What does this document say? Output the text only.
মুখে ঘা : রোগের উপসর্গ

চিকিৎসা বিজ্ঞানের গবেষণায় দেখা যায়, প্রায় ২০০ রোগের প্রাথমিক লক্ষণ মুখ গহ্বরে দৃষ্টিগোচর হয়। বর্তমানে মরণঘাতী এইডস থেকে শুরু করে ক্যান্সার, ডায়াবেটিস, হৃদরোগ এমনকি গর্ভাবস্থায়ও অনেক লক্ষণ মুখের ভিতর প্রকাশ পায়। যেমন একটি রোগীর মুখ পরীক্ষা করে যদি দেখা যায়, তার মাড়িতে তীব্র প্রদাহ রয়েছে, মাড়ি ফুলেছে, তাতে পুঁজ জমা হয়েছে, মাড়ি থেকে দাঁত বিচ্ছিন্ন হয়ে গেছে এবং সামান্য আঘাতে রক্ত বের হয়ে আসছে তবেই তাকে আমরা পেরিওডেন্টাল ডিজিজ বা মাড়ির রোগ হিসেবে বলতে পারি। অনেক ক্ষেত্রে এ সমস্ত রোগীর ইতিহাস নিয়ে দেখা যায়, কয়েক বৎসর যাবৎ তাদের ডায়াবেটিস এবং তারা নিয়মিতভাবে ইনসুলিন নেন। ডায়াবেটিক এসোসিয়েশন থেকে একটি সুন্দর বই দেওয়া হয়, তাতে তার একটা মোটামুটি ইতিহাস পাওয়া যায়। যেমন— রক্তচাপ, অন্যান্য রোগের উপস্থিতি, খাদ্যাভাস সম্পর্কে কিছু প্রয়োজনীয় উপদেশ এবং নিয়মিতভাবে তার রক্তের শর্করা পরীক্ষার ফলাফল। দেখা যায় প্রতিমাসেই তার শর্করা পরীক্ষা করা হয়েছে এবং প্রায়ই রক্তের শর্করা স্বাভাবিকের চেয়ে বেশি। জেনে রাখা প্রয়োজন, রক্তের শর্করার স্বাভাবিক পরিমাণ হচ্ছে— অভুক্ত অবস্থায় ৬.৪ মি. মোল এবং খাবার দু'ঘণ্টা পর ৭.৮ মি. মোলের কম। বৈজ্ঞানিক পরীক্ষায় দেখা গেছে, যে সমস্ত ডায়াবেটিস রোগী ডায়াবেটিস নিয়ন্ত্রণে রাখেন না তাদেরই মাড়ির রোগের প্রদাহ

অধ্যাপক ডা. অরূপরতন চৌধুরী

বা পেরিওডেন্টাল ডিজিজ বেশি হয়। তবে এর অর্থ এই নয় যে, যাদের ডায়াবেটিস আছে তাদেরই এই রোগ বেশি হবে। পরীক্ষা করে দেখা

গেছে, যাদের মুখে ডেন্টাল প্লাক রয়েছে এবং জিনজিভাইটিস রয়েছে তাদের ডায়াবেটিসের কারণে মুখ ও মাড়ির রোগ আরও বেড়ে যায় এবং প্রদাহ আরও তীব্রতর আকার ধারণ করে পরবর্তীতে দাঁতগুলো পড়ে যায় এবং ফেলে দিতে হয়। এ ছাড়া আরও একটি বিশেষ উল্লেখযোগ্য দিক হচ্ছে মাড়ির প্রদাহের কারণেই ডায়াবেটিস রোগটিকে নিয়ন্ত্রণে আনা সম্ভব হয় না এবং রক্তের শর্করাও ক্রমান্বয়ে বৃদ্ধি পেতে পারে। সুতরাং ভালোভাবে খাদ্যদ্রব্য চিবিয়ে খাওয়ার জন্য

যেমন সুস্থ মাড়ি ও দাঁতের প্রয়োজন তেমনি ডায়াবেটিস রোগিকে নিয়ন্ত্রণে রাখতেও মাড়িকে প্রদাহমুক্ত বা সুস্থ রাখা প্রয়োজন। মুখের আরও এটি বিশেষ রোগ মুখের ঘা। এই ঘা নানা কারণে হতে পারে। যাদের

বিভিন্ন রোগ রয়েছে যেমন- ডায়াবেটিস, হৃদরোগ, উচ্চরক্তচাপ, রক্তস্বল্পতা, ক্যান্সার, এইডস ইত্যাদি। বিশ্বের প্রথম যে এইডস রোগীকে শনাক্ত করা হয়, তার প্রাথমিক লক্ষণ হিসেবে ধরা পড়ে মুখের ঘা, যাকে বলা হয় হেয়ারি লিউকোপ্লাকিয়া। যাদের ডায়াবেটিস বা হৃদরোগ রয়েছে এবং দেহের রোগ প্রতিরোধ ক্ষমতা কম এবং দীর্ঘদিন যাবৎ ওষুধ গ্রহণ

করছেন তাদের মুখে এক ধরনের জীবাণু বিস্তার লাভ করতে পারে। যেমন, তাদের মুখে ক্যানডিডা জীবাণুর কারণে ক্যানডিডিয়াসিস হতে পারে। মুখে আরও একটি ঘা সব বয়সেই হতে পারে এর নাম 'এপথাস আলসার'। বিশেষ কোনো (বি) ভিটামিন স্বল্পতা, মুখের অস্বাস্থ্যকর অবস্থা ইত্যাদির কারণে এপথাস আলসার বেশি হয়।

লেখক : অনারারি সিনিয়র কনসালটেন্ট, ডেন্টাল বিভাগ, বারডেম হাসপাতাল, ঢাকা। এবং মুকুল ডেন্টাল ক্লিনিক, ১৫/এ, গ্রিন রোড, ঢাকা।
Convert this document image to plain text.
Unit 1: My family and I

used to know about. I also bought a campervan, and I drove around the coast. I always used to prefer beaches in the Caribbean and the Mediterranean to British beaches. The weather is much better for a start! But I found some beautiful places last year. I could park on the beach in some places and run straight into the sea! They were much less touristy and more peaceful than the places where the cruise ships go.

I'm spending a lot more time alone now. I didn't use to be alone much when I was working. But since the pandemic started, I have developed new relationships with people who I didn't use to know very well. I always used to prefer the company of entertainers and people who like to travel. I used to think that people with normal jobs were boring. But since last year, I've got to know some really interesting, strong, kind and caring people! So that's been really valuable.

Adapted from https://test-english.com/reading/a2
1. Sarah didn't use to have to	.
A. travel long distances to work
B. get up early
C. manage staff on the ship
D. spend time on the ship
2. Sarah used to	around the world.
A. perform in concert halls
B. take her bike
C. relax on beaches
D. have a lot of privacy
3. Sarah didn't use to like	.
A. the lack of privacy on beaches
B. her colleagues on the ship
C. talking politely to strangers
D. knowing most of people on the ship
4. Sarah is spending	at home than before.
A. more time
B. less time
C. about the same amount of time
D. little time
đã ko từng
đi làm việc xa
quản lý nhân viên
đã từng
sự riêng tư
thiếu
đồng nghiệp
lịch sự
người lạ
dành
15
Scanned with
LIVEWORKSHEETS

● **Task brief**
Output the entries verbatim.

● **Answer to this task**
What does this document say? Output the text only.
মুখে ঘা : রোগের উপসর্গ

চিকিৎসা বিজ্ঞানের গবেষণায় দেখা যায়, প্রায় ২০০ রোগের প্রাথমিক লক্ষণ মুখ গহ্বরে দৃষ্টিগোচর হয়। বর্তমানে মরণঘাতী এইডস থেকে শুরু করে ক্যান্সার, ডায়াবেটিস, হৃদরোগ এমনকি গর্ভাবস্থায়ও অনেক লক্ষণ মুখের ভিতর প্রকাশ পায়। যেমন একটি রোগীর মুখ পরীক্ষা করে যদি দেখা যায়, তার মাড়িতে তীব্র প্রদাহ রয়েছে, মাড়ি ফুলেছে, তাতে পুঁজ জমা হয়েছে, মাড়ি থেকে দাঁত বিচ্ছিন্ন হয়ে গেছে এবং সামান্য আঘাতে রক্ত বের হয়ে আসছে তবেই তাকে আমরা পেরিওডেন্টাল ডিজিজ বা মাড়ির রোগ হিসেবে বলতে পারি। অনেক ক্ষেত্রে এ সমস্ত রোগীর ইতিহাস নিয়ে দেখা যায়, কয়েক বৎসর যাবৎ তাদের ডায়াবেটিস এবং তারা নিয়মিতভাবে ইনসুলিন নেন। ডায়াবেটিক এসোসিয়েশন থেকে একটি সুন্দর বই দেওয়া হয়, তাতে তার একটা মোটামুটি ইতিহাস পাওয়া যায়। যেমন— রক্তচাপ, অন্যান্য রোগের উপস্থিতি, খাদ্যাভাস সম্পর্কে কিছু প্রয়োজনীয় উপদেশ এবং নিয়মিতভাবে তার রক্তের শর্করা পরীক্ষার ফলাফল। দেখা যায় প্রতিমাসেই তার শর্করা পরীক্ষা করা হয়েছে এবং প্রায়ই রক্তের শর্করা স্বাভাবিকের চেয়ে বেশি। জেনে রাখা প্রয়োজন, রক্তের শর্করার স্বাভাবিক পরিমাণ হচ্ছে— অভুক্ত অবস্থায় ৬.৪ মি. মোল এবং খাবার দু'ঘণ্টা পর ৭.৮ মি. মোলের কম। বৈজ্ঞানিক পরীক্ষায় দেখা গেছে, যে সমস্ত ডায়াবেটিস রোগী ডায়াবেটিস নিয়ন্ত্রণে রাখেন না তাদেরই মাড়ির রোগের প্রদাহ

অধ্যাপক ডা. অরূপরতন চৌধুরী

বা পেরিওডেন্টাল ডিজিজ বেশি হয়। তবে এর অর্থ এই নয় যে, যাদের ডায়াবেটিস আছে তাদেরই এই রোগ বেশি হবে। পরীক্ষা করে দেখা

গেছে, যাদের মুখে ডেন্টাল প্লাক রয়েছে এবং জিনজিভাইটিস রয়েছে তাদের ডায়াবেটিসের কারণে মুখ ও মাড়ির রোগ আরও বেড়ে যায় এবং প্রদাহ আরও তীব্রতর আকার ধারণ করে পরবর্তীতে দাঁতগুলো পড়ে যায় এবং ফেলে দিতে হয়। এ ছাড়া আরও একটি বিশেষ উল্লেখযোগ্য দিক হচ্ছে মাড়ির প্রদাহের কারণেই ডায়াবেটিস রোগটিকে নিয়ন্ত্রণে আনা সম্ভব হয় না এবং রক্তের শর্করাও ক্রমান্বয়ে বৃদ্ধি পেতে পারে। সুতরাং ভালোভাবে খাদ্যদ্রব্য চিবিয়ে খাওয়ার জন্য

যেমন সুস্থ মাড়ি ও দাঁতের প্রয়োজন তেমনি ডায়াবেটিস রোগিকে নিয়ন্ত্রণে রাখতেও মাড়িকে প্রদাহমুক্ত বা সুস্থ রাখা প্রয়োজন। মুখের আরও এটি বিশেষ রোগ মুখের ঘা। এই ঘা নানা কারণে হতে পারে। যাদের

বিভিন্ন রোগ রয়েছে যেমন- ডায়াবেটিস, হৃদরোগ, উচ্চরক্তচাপ, রক্তস্বল্পতা, ক্যান্সার, এইডস ইত্যাদি। বিশ্বের প্রথম যে এইডস রোগীকে শনাক্ত করা হয়, তার প্রাথমিক লক্ষণ হিসেবে ধরা পড়ে মুখের ঘা, যাকে বলা হয় হেয়ারি লিউকোপ্লাকিয়া। যাদের ডায়াবেটিস বা হৃদরোগ রয়েছে এবং দেহের রোগ প্রতিরোধ ক্ষমতা কম এবং দীর্ঘদিন যাবৎ ওষুধ গ্রহণ

করছেন তাদের মুখে এক ধরনের জীবাণু বিস্তার লাভ করতে পারে। যেমন, তাদের মুখে ক্যানডিডা জীবাণুর কারণে ক্যানডিডিয়াসিস হতে পারে। মুখে আরও একটি ঘা সব বয়সেই হতে পারে এর নাম 'এপথাস আলসার'। বিশেষ কোনো (বি) ভিটামিন স্বল্পতা, মুখের অস্বাস্থ্যকর অবস্থা ইত্যাদির কারণে এপথাস আলসার বেশি হয়।

লেখক : অনারারি সিনিয়র কনসালটেন্ট, ডেন্টাল বিভাগ, বারডেম হাসপাতাল, ঢাকা। এবং মুকুল ডেন্টাল ক্লিনিক, ১৫/এ, গ্রিন রোড, ঢাকা।
Convert this document image to plain text.
Unit 1: My family and I

used to know about. I also bought a campervan, and I drove around the coast. I always used to prefer beaches in the Caribbean and the Mediterranean to British beaches. The weather is much better for a start! But I found some beautiful places last year. I could park on the beach in some places and run straight into the sea! They were much less touristy and more peaceful than the places where the cruise ships go.

I'm spending a lot more time alone now. I didn't use to be alone much when I was working. But since the pandemic started, I have developed new relationships with people who I didn't use to know very well. I always used to prefer the company of entertainers and people who like to travel. I used to think that people with normal jobs were boring. But since last year, I've got to know some really interesting, strong, kind and caring people! So that's been really valuable.

Adapted from https://test-english.com/reading/a2
1. Sarah didn't use to have to	.
A. travel long distances to work
B. get up early
C. manage staff on the ship
D. spend time on the ship
2. Sarah used to	around the world.
A. perform in concert halls
B. take her bike
C. relax on beaches
D. have a lot of privacy
3. Sarah didn't use to like	.
A. the lack of privacy on beaches
B. her colleagues on the ship
C. talking politely to strangers
D. knowing most of people on the ship
4. Sarah is spending	at home than before.
A. more time
B. less time
C. about the same amount of time
D. little time
đã ko từng
đi làm việc xa
quản lý nhân viên
đã từng
sự riêng tư
thiếu
đồng nghiệp
lịch sự
người lạ
dành
15
Scanned with
LIVEWORKSHEETS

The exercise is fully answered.